» WHAT IS NEEDED:
Return the material below in full and exactly.

» DATA SHOWN:
^^^^

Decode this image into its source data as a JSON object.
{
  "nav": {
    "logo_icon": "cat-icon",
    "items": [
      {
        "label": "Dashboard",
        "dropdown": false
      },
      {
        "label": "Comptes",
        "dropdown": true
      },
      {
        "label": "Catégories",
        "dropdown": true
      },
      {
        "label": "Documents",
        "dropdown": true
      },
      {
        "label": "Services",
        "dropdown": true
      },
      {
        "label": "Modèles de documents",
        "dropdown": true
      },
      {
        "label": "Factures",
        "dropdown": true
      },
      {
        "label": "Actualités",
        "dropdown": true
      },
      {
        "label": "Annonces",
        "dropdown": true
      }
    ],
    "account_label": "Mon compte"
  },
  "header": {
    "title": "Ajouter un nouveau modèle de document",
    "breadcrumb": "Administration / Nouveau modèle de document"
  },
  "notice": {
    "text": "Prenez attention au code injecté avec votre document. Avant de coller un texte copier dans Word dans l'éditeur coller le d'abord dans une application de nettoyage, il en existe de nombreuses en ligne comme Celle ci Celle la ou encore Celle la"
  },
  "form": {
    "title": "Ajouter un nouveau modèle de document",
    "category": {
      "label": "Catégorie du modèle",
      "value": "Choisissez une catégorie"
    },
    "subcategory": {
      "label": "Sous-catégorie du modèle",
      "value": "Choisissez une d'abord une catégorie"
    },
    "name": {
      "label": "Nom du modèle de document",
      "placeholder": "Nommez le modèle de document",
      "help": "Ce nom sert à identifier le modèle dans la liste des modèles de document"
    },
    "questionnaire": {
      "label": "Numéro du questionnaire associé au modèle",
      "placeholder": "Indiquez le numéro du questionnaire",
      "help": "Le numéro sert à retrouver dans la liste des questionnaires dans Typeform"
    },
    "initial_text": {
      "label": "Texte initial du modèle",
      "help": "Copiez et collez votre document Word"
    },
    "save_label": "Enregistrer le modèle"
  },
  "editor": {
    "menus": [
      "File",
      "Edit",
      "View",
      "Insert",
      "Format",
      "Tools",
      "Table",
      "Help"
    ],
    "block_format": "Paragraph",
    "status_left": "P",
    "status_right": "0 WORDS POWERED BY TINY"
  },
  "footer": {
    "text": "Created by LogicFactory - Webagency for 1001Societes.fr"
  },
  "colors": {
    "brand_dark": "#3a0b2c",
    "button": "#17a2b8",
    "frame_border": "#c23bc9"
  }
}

^^^^

» CORRECT OUTPUT:
Decode this image into its source data as a JSON object.
{
  "nav": {
    "logo_icon": "cat-icon",
    "items": [
      {
        "label": "Dashboard",
        "dropdown": false
      },
      {
        "label": "Comptes",
        "dropdown": true
      },
      {
        "label": "Catégories",
        "dropdown": true
      },
      {
        "label": "Documents",
        "dropdown": true
      },
      {
        "label": "Services",
        "dropdown": true
      },
      {
        "label": "Modèles de documents",
        "dropdown": true
      },
      {
        "label": "Factures",
        "dropdown": true
      },
      {
        "label": "Actualités",
        "dropdown": true
      },
      {
        "label": "Annonces",
        "dropdown": true
      }
    ],
    "account_label": "Mon compte"
  },
  "header": {
    "title": "Ajouter un nouveau modèle de document",
    "breadcrumb": "Administration / Nouveau modèle de document"
  },
  "notice": {
    "text": "Prenez attention au code injecté avec votre document. Avant de coller un texte copier dans Word dans l'éditeur coller le d'abord dans une application de nettoyage, il en existe de nombreuses en ligne comme Celle ci Celle la ou encore Celle la"
  },
  "form": {
    "title": "Ajouter un nouveau modèle de document",
    "category": {
      "label": "Catégorie du modèle",
      "value": "Choisissez une catégorie"
    },
    "subcategory": {
      "label": "Sous-catégorie du modèle",
      "value": "Choisissez une d'abord une catégorie"
    },
    "name": {
      "label": "Nom du modèle de document",
      "placeholder": "Nommez le modèle de document",
      "help": "Ce nom sert à identifier le modèle dans la liste des modèles de document"
    },
    "questionnaire": {
      "label": "Numéro du questionnaire associé au modèle",
      "placeholder": "Indiquez le numéro du questionnaire",
      "help": "Le numéro sert à retrouver dans la liste des questionnaires dans Typeform"
    },
    "initial_text": {
      "label": "Texte initial du modèle",
      "help": "Copiez et collez votre document Word"
    },
    "save_label": "Enregistrer le modèle"
  },
  "editor": {
    "menus": [
      "File",
      "Edit",
      "View",
      "Insert",
      "Format",
      "Tools",
      "Table",
      "Help"
    ],
    "block_format": "Paragraph",
    "status_left": "P",
    "status_right": "0 WORDS POWERED BY TINY"
  },
  "footer": {
    "text": "Created by LogicFactory - Webagency for 1001Societes.fr"
  },
  "colors": {
    "brand_dark": "#3a0b2c",
    "button": "#17a2b8",
    "frame_border": "#c23bc9"
  }
}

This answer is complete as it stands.